Exercise task:
Keep only the lines of the data below that contain "using", and copy them.

Data for this exercise:
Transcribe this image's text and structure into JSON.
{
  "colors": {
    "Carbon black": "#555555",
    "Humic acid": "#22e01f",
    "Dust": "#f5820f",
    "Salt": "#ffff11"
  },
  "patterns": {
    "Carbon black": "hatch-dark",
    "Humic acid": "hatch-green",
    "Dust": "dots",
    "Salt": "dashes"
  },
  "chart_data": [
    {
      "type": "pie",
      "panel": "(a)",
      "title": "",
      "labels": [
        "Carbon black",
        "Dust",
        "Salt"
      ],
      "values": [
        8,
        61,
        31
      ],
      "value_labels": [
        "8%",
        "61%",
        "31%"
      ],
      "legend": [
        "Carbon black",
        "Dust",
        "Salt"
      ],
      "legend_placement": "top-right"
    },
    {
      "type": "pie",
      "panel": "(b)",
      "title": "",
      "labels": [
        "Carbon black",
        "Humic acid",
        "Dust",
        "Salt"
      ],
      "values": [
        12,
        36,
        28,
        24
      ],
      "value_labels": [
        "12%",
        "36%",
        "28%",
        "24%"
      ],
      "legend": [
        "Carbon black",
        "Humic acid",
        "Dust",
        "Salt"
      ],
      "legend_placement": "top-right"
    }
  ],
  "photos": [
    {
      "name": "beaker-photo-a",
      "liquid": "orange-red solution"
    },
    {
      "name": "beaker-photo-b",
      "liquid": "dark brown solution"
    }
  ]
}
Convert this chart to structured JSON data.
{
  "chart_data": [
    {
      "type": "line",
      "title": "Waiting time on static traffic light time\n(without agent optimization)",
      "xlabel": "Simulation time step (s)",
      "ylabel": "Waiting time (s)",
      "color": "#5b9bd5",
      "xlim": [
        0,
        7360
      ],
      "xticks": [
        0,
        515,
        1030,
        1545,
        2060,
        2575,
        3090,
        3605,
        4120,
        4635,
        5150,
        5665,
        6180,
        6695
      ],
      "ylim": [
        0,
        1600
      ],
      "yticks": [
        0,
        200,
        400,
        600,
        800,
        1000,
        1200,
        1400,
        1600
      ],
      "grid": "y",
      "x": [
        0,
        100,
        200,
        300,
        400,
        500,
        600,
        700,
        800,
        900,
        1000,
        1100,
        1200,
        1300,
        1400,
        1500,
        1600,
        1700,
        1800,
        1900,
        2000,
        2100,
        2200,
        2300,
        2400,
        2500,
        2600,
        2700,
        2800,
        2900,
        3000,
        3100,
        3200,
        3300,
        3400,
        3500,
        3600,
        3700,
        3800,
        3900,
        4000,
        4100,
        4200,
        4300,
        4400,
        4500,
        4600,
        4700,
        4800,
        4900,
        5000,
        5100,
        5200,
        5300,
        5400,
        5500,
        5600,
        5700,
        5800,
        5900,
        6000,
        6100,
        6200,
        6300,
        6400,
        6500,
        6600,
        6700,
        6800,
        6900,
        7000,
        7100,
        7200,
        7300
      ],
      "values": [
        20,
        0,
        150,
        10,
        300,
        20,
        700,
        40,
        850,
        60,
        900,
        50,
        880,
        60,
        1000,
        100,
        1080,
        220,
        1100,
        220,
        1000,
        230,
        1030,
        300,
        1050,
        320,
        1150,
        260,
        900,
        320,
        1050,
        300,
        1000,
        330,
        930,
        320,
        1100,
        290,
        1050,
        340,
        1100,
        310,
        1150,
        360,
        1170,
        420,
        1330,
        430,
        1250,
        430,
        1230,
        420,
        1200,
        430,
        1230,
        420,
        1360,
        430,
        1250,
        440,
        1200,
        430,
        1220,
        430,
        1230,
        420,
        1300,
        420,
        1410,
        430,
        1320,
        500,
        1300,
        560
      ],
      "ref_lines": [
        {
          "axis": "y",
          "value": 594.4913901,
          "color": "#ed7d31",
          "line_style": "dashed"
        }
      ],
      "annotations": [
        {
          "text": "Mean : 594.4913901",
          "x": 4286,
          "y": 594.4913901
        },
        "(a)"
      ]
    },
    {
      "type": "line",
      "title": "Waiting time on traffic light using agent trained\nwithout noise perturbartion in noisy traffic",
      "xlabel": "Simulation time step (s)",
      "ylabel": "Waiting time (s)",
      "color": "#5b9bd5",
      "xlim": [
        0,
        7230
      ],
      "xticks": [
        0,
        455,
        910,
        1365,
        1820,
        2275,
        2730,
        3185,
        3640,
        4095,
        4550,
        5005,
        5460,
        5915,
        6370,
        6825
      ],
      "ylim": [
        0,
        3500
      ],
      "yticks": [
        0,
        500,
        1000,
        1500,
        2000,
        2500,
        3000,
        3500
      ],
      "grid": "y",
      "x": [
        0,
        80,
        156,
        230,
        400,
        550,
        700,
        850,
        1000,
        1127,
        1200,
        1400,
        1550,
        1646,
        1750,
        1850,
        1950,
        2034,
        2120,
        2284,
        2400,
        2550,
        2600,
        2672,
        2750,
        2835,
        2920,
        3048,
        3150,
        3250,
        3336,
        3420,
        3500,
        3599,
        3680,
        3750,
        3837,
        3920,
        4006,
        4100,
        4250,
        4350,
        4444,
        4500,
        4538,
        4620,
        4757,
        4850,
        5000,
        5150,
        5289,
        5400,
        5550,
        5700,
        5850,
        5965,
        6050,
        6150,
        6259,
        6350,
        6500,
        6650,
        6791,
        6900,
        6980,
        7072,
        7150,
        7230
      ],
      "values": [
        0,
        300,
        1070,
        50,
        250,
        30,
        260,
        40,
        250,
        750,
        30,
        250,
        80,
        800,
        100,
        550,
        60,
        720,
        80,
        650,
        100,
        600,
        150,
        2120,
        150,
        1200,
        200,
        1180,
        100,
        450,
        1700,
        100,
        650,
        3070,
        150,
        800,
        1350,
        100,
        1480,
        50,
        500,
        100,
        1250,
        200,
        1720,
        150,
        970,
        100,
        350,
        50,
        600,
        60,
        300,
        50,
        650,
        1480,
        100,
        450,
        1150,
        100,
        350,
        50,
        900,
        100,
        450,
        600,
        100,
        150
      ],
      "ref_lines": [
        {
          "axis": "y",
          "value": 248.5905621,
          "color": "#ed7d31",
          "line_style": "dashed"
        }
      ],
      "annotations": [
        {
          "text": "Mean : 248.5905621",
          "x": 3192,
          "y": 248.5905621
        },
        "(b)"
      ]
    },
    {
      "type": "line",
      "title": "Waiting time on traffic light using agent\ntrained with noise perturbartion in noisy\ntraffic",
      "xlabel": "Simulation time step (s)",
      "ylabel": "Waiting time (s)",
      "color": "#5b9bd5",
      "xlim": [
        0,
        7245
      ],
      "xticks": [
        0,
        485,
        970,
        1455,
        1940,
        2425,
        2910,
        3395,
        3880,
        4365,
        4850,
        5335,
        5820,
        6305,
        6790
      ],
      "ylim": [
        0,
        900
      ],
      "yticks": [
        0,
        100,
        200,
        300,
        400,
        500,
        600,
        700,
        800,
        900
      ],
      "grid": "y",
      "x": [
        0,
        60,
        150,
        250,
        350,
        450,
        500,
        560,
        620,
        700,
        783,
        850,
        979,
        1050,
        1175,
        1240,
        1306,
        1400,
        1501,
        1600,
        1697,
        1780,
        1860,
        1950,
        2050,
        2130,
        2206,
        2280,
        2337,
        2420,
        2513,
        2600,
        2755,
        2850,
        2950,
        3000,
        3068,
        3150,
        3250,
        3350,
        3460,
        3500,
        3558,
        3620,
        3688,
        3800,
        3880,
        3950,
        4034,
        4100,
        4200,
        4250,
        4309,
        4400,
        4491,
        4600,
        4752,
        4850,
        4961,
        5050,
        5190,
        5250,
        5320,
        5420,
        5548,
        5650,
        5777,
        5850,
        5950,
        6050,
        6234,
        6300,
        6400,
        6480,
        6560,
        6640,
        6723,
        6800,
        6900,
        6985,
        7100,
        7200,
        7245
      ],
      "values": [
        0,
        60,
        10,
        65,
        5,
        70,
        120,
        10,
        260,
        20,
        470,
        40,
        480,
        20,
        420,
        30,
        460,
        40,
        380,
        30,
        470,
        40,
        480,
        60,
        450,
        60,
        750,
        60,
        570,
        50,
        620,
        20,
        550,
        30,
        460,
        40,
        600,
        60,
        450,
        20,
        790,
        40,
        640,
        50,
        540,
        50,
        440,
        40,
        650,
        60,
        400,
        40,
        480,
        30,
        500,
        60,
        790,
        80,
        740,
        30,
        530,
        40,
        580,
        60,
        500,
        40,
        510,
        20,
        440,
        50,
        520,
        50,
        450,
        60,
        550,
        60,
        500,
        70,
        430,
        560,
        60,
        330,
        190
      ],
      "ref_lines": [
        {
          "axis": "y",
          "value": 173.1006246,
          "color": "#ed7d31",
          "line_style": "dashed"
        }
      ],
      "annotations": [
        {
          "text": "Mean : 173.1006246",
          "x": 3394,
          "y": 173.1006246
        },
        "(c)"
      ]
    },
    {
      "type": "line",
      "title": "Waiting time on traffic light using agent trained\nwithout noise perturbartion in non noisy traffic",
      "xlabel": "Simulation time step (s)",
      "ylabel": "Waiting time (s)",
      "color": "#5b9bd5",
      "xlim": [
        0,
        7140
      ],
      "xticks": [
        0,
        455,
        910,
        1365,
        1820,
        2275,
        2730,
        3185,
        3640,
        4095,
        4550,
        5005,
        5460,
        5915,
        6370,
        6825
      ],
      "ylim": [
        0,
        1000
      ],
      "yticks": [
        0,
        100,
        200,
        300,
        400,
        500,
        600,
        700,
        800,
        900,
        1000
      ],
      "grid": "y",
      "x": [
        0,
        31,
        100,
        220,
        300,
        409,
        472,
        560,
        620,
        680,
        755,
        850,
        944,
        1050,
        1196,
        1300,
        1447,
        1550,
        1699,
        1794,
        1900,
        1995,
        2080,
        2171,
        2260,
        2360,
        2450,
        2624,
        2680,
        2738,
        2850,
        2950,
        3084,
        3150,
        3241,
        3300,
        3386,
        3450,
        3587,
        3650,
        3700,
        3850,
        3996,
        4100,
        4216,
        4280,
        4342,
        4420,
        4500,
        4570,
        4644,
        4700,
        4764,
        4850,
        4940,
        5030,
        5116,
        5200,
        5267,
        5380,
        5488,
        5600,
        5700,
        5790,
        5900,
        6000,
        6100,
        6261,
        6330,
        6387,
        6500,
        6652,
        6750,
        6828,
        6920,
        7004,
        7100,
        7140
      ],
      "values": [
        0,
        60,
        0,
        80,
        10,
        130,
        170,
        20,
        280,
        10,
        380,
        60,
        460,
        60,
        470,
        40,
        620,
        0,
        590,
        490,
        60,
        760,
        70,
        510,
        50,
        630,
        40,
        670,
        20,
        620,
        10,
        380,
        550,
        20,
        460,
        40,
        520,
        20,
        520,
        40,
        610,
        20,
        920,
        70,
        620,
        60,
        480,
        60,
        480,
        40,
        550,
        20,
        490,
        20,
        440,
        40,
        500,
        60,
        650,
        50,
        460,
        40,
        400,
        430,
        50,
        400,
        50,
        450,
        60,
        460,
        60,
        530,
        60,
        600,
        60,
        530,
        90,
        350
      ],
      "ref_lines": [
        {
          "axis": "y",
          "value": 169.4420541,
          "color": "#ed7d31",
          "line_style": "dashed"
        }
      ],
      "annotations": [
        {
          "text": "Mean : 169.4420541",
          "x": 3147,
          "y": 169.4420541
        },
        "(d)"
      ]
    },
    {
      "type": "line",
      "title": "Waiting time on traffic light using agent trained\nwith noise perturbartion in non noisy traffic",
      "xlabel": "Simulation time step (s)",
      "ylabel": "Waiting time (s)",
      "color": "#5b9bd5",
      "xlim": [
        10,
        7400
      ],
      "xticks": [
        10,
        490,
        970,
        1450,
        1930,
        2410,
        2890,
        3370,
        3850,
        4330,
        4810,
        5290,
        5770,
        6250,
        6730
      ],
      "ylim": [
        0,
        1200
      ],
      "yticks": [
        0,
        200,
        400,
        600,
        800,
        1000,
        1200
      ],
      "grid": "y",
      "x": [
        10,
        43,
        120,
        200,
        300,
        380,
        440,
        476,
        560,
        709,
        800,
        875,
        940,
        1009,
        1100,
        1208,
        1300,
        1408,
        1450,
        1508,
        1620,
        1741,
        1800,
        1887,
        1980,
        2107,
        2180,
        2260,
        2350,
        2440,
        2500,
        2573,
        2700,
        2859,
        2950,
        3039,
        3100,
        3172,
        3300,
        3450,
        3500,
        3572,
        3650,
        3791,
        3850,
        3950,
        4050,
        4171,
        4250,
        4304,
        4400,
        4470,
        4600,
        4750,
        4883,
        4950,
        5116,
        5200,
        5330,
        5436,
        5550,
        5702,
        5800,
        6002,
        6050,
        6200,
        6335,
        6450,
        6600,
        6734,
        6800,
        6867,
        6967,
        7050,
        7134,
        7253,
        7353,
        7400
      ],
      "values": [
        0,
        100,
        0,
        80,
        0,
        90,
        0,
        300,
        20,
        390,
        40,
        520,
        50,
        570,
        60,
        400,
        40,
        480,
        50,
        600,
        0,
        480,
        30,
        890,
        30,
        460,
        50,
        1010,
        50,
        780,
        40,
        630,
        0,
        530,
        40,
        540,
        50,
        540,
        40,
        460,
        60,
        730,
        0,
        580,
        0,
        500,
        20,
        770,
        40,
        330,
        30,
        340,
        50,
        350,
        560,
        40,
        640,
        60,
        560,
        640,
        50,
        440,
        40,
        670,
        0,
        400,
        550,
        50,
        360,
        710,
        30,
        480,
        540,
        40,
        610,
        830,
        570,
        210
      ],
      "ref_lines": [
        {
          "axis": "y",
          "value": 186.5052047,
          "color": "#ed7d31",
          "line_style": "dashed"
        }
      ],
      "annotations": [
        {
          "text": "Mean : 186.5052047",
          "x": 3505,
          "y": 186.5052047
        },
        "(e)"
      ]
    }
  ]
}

Expected output:
      "title": "Waiting time on traffic light using agent trained\nwithout noise perturbartion in noisy traffic",
      "title": "Waiting time on traffic light using agent\ntrained with noise perturbartion in noisy\ntraffic",
      "title": "Waiting time on traffic light using agent trained\nwithout noise perturbartion in non noisy traffic",
      "title": "Waiting time on traffic light using agent trained\nwith noise perturbartion in non noisy traffic",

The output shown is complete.